- _Brief_: In the listing that follows, how many lines contain "soltanto"? Give the number only.
-- Start Extracted entries --
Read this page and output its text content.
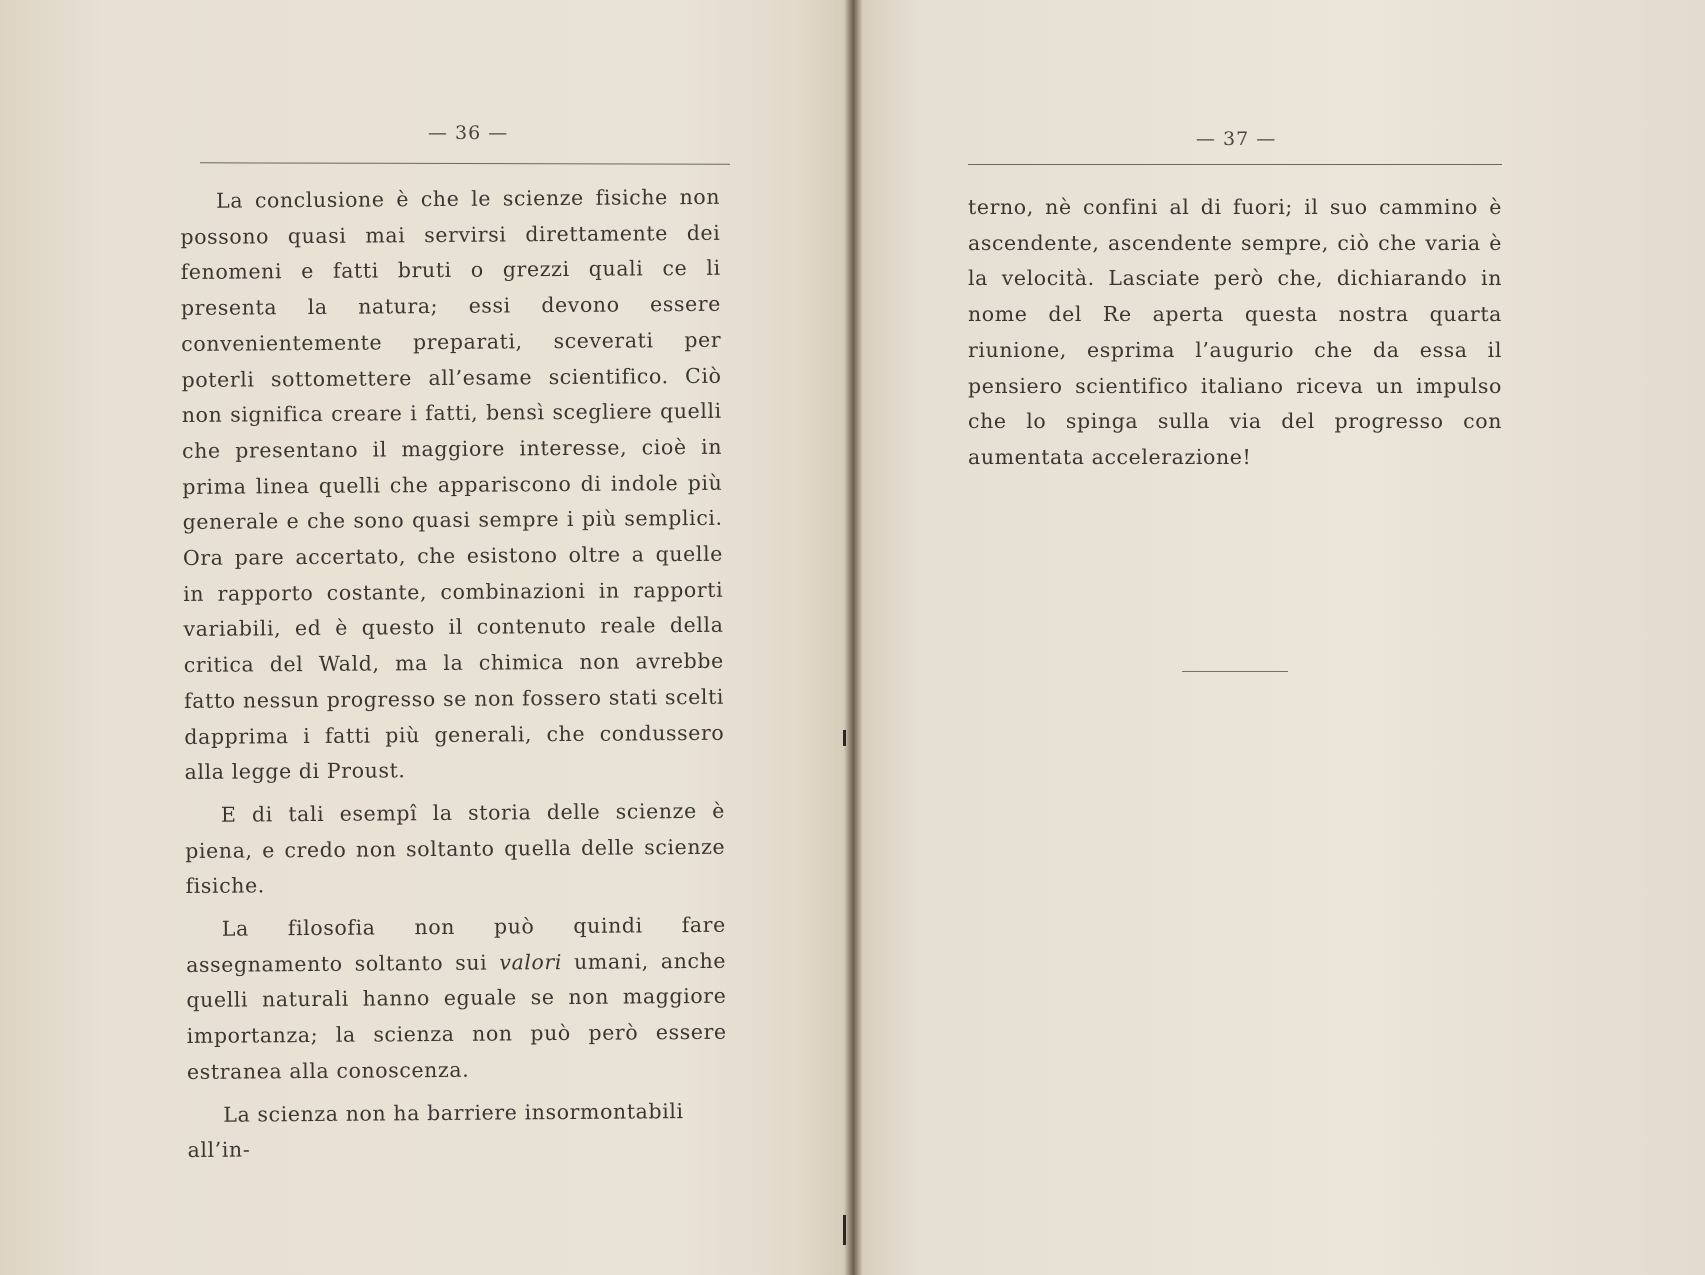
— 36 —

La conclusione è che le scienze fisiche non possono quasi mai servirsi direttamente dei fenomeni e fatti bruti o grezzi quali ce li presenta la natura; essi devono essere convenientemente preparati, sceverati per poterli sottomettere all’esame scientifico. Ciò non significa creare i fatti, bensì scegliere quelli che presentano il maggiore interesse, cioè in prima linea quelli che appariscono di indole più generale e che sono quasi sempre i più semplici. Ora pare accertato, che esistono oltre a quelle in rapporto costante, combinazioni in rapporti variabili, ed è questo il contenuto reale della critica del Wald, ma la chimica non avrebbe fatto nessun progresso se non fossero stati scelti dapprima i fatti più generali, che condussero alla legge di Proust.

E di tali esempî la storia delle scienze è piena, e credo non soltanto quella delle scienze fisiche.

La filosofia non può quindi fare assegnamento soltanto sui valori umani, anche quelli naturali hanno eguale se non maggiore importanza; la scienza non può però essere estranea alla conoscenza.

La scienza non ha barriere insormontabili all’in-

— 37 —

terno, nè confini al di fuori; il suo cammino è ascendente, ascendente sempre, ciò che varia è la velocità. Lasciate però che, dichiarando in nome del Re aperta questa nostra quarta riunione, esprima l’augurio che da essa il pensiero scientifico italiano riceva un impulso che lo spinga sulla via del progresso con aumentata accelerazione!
-- End Extracted entries --
- _Task answer_: 2